— START OF SUPPLIED RECORDS —

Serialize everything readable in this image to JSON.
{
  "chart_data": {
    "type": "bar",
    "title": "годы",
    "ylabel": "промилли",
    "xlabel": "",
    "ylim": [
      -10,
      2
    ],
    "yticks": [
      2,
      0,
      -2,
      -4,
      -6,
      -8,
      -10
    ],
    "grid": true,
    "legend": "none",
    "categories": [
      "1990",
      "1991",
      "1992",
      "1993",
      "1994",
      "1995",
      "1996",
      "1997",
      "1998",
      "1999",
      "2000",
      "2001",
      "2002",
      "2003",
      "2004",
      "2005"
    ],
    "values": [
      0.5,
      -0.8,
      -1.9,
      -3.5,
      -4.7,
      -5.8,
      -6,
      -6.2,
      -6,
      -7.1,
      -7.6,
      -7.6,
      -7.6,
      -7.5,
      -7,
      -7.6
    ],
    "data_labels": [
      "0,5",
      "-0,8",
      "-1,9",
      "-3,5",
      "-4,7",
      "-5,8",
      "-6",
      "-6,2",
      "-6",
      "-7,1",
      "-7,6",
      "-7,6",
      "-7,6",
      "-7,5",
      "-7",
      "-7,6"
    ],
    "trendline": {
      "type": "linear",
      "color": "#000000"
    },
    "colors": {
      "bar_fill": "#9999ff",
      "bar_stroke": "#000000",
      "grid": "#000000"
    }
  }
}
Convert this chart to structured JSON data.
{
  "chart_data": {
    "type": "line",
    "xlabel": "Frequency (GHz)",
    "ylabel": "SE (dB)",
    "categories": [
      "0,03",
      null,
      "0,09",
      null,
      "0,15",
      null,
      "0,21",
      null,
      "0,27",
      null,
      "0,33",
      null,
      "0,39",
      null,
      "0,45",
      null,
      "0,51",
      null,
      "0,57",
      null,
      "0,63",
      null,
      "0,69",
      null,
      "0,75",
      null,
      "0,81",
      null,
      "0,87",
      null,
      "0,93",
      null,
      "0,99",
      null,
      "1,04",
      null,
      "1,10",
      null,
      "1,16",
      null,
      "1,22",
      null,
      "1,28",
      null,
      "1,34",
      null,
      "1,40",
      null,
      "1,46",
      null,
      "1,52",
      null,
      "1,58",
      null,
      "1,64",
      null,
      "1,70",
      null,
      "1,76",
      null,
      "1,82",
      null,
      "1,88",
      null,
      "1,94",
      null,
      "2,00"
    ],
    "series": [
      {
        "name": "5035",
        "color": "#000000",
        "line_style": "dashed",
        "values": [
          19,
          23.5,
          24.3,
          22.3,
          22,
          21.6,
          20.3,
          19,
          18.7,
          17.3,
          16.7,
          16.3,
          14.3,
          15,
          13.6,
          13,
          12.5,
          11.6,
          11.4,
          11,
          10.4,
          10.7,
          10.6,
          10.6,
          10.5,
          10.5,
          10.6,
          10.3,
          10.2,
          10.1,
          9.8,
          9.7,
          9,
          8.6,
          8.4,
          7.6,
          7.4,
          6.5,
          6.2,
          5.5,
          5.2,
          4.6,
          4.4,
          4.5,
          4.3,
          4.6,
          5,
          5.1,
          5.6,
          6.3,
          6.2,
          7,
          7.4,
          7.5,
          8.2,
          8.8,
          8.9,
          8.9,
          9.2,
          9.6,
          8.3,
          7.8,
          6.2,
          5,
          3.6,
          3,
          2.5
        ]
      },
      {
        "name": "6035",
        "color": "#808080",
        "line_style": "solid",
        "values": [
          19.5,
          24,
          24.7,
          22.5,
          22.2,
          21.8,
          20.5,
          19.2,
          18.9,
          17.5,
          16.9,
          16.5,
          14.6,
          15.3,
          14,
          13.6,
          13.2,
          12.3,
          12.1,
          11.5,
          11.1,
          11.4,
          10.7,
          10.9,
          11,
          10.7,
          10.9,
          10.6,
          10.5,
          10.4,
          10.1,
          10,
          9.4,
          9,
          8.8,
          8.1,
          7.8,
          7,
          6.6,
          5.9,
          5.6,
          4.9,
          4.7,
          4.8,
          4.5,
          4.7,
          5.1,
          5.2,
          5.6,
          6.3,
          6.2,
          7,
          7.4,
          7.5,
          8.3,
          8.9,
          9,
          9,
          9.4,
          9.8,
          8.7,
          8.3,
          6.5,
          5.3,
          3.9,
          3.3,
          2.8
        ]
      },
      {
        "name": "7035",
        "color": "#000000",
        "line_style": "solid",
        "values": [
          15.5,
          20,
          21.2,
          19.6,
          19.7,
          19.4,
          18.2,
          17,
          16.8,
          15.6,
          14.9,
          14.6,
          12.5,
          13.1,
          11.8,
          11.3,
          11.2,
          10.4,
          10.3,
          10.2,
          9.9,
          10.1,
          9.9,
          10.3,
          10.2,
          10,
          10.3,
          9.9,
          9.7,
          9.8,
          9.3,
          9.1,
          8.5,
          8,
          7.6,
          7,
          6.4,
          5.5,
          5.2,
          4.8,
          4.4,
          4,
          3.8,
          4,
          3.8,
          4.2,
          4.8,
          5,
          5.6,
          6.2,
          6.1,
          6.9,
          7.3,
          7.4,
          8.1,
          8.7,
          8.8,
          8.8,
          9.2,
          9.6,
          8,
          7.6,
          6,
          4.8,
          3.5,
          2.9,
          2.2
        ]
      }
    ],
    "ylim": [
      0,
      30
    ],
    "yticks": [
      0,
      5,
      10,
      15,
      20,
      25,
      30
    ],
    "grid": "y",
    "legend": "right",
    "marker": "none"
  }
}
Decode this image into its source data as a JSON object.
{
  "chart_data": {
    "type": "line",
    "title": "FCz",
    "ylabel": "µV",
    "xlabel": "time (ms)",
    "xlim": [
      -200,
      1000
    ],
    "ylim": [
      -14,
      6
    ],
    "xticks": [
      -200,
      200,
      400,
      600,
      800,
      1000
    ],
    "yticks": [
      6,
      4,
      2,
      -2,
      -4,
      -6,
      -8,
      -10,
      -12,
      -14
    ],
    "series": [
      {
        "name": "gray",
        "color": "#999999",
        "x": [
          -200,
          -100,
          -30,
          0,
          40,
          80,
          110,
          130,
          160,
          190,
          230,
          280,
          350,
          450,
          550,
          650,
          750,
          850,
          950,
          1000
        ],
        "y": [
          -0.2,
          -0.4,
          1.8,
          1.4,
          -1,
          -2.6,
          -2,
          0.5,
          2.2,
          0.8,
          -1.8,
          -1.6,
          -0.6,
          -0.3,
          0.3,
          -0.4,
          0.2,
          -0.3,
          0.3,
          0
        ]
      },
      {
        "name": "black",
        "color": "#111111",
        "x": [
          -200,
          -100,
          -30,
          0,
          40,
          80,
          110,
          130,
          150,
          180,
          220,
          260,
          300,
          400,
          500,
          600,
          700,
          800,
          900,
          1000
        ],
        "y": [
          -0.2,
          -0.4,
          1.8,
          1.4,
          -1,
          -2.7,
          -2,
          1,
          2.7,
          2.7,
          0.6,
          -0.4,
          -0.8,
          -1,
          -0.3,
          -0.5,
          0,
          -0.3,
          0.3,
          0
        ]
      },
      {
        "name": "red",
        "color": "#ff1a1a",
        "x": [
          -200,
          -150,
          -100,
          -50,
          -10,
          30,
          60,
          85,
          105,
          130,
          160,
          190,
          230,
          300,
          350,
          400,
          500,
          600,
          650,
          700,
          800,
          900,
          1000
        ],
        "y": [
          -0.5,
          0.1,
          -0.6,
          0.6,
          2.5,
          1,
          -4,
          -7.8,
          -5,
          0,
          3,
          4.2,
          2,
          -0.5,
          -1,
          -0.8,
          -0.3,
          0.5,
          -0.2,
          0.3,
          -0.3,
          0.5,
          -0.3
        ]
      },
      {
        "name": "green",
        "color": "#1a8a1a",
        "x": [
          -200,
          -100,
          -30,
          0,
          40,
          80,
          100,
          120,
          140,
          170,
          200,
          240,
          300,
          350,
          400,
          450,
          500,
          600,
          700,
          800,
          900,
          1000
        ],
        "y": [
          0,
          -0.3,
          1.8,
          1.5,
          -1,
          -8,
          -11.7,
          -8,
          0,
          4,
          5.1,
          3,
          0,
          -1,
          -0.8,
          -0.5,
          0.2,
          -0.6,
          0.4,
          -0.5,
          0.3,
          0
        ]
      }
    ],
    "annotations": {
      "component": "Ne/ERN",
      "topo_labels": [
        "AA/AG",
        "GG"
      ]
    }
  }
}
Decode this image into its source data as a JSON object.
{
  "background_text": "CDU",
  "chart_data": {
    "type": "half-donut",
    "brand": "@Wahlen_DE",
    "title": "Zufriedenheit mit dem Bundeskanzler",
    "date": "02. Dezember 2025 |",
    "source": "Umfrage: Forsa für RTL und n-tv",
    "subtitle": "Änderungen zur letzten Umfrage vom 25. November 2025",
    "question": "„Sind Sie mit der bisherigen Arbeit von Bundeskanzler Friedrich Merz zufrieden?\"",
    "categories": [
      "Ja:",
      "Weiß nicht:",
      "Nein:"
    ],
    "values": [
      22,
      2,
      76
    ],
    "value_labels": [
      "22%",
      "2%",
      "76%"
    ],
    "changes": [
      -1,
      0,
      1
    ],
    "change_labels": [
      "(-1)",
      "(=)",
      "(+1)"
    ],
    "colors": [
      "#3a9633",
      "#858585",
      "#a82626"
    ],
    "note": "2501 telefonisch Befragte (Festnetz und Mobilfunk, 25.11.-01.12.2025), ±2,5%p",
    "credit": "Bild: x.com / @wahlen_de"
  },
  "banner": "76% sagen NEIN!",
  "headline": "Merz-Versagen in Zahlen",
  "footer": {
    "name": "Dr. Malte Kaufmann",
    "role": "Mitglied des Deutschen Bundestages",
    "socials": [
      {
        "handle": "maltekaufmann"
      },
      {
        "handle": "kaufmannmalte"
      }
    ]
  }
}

— END OF SUPPLIED RECORDS —

▶ _WHAT YOU WILL DO_
Search the records for the word "ylabel" and copy every line where it occurs.

▶ _THE OUTPUT_
    "ylabel": "промилли",
    "ylabel": "SE (dB)",
    "ylabel": "µV",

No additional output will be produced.